:: Dataset ::
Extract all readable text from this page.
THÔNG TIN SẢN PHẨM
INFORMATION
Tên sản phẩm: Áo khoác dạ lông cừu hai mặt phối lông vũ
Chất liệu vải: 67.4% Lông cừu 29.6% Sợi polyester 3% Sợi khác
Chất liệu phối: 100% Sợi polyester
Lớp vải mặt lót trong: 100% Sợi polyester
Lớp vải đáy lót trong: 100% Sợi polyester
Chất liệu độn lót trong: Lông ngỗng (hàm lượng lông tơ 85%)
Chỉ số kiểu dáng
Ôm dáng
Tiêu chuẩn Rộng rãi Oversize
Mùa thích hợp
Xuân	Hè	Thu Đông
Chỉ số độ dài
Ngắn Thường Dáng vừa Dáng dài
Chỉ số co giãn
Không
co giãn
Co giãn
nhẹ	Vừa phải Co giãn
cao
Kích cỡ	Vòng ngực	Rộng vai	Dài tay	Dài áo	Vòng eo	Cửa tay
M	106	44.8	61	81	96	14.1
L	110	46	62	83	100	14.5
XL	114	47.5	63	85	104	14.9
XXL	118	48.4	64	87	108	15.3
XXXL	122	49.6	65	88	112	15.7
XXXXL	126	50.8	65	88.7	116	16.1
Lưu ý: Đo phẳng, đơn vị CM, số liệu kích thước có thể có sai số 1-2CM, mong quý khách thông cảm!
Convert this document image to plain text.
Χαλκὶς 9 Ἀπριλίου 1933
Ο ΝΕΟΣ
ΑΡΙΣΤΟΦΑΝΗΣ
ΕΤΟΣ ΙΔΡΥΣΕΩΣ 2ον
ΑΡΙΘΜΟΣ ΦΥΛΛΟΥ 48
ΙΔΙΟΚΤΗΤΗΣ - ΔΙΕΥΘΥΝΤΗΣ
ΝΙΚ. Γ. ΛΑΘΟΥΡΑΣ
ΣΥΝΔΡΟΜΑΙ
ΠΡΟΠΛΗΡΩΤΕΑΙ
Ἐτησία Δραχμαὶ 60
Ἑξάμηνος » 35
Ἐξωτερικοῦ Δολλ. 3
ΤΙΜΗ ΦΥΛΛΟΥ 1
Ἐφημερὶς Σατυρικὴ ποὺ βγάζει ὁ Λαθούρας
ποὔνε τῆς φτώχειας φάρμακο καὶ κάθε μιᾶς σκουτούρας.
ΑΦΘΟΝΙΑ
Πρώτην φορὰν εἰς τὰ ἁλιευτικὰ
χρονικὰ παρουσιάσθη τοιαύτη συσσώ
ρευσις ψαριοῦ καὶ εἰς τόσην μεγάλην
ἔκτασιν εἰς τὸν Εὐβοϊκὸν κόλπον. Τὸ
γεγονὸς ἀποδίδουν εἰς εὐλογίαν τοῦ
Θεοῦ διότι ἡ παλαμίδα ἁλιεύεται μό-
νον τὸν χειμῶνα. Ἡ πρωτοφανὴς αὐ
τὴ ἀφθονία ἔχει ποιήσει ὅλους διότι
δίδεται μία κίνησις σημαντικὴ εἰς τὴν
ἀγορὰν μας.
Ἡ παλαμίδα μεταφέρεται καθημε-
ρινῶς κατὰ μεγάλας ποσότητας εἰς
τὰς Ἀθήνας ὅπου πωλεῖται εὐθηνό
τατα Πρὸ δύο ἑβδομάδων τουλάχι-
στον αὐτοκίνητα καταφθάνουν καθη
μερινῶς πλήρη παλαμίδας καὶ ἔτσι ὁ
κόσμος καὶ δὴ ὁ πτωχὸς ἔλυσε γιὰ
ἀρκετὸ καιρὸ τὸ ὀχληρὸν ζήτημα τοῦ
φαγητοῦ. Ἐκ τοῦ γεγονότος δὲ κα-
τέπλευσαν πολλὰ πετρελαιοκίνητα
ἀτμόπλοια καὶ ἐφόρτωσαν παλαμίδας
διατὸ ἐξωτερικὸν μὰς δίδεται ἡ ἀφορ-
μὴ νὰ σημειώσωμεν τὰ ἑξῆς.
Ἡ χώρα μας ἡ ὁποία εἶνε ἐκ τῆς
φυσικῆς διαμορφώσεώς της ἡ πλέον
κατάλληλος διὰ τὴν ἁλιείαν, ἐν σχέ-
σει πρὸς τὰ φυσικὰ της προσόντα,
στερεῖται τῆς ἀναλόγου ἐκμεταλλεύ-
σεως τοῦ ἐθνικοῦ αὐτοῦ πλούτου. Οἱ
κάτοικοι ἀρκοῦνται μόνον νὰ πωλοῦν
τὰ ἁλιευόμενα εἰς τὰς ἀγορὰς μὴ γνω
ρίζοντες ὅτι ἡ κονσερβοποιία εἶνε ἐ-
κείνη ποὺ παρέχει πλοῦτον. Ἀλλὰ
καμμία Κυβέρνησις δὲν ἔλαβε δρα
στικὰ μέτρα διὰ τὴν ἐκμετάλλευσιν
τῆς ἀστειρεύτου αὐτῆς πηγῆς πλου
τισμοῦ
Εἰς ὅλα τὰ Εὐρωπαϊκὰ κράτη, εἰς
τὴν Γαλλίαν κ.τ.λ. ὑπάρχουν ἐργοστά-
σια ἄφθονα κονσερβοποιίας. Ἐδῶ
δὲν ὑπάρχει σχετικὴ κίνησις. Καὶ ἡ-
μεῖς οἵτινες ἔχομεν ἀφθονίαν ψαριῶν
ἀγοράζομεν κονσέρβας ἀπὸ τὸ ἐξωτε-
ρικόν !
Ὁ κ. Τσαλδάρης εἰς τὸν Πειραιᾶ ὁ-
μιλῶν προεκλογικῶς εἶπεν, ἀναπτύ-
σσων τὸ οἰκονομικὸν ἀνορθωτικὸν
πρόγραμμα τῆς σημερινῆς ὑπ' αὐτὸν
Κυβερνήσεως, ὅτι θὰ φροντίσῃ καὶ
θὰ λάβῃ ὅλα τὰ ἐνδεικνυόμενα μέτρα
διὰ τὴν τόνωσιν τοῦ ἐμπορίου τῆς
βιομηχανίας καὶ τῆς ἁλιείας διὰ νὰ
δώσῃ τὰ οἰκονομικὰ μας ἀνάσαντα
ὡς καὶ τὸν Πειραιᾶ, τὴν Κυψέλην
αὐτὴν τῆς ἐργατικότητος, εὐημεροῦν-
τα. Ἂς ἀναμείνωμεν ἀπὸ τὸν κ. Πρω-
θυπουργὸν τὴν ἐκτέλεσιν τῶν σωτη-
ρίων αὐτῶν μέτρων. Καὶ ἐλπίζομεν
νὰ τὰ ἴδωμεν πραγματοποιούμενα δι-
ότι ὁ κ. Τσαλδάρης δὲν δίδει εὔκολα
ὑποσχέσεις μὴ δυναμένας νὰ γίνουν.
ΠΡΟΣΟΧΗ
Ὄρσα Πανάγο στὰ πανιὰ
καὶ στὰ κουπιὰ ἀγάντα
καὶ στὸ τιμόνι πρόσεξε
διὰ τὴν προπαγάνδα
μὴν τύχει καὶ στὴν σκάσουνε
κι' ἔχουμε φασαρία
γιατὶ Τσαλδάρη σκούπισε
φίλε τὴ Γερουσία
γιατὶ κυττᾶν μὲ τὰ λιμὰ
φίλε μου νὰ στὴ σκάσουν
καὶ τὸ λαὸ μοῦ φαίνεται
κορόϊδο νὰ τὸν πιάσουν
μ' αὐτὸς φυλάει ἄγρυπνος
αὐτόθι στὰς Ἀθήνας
:::
* **Instructions to follow**: Scan the material above for the string "Chất" and report each line where you find it.

* **Written solution**:
Chất liệu vải: 67.4% Lông cừu 29.6% Sợi polyester 3% Sợi khác
Chất liệu phối: 100% Sợi polyester
Chất liệu độn lót trong: Lông ngỗng (hàm lượng lông tơ 85%)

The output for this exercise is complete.